▶ **Task prompt**: Retype each entry below exactly as it stands.

▶ **Extracted material**:
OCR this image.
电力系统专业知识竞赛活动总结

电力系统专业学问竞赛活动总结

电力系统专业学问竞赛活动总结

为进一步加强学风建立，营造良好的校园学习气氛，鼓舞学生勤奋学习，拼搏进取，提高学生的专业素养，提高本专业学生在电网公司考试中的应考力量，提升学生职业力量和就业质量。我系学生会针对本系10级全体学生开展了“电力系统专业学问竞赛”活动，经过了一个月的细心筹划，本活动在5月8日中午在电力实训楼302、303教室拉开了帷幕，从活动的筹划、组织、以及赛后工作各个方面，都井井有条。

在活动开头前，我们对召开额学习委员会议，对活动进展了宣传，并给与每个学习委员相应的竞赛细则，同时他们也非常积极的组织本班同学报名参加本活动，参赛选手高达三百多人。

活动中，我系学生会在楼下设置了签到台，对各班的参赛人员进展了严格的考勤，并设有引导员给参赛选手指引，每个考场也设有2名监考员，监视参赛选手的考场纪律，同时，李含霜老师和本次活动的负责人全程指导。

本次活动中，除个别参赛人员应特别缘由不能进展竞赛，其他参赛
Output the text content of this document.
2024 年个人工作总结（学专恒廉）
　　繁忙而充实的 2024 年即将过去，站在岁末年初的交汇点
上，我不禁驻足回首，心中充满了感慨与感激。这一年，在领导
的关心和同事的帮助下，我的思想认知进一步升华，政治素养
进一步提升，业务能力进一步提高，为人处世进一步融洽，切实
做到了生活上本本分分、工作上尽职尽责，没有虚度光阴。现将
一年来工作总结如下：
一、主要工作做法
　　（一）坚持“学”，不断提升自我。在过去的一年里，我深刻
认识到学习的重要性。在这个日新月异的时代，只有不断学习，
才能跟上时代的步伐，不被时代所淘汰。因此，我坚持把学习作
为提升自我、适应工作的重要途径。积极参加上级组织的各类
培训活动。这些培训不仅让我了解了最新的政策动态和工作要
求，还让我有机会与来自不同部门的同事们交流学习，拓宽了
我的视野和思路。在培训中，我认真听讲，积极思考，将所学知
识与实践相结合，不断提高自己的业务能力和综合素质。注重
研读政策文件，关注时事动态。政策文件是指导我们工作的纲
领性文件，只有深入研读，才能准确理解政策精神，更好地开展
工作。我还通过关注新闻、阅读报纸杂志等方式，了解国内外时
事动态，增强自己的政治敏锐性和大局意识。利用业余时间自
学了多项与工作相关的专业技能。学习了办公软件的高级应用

▶ **Answer in full**:
OCR this image.
电力系统专业知识竞赛活动总结

电力系统专业学问竞赛活动总结

电力系统专业学问竞赛活动总结

为进一步加强学风建立，营造良好的校园学习气氛，鼓舞学生勤奋学习，拼搏进取，提高学生的专业素养，提高本专业学生在电网公司考试中的应考力量，提升学生职业力量和就业质量。我系学生会针对本系10级全体学生开展了“电力系统专业学问竞赛”活动，经过了一个月的细心筹划，本活动在5月8日中午在电力实训楼302、303教室拉开了帷幕，从活动的筹划、组织、以及赛后工作各个方面，都井井有条。

在活动开头前，我们对召开额学习委员会议，对活动进展了宣传，并给与每个学习委员相应的竞赛细则，同时他们也非常积极的组织本班同学报名参加本活动，参赛选手高达三百多人。

活动中，我系学生会在楼下设置了签到台，对各班的参赛人员进展了严格的考勤，并设有引导员给参赛选手指引，每个考场也设有2名监考员，监视参赛选手的考场纪律，同时，李含霜老师和本次活动的负责人全程指导。

本次活动中，除个别参赛人员应特别缘由不能进展竞赛，其他参赛
Output the text content of this document.
2024 年个人工作总结（学专恒廉）
　　繁忙而充实的 2024 年即将过去，站在岁末年初的交汇点
上，我不禁驻足回首，心中充满了感慨与感激。这一年，在领导
的关心和同事的帮助下，我的思想认知进一步升华，政治素养
进一步提升，业务能力进一步提高，为人处世进一步融洽，切实
做到了生活上本本分分、工作上尽职尽责，没有虚度光阴。现将
一年来工作总结如下：
一、主要工作做法
　　（一）坚持“学”，不断提升自我。在过去的一年里，我深刻
认识到学习的重要性。在这个日新月异的时代，只有不断学习，
才能跟上时代的步伐，不被时代所淘汰。因此，我坚持把学习作
为提升自我、适应工作的重要途径。积极参加上级组织的各类
培训活动。这些培训不仅让我了解了最新的政策动态和工作要
求，还让我有机会与来自不同部门的同事们交流学习，拓宽了
我的视野和思路。在培训中，我认真听讲，积极思考，将所学知
识与实践相结合，不断提高自己的业务能力和综合素质。注重
研读政策文件，关注时事动态。政策文件是指导我们工作的纲
领性文件，只有深入研读，才能准确理解政策精神，更好地开展
工作。我还通过关注新闻、阅读报纸杂志等方式，了解国内外时
事动态，增强自己的政治敏锐性和大局意识。利用业余时间自
学了多项与工作相关的专业技能。学习了办公软件的高级应用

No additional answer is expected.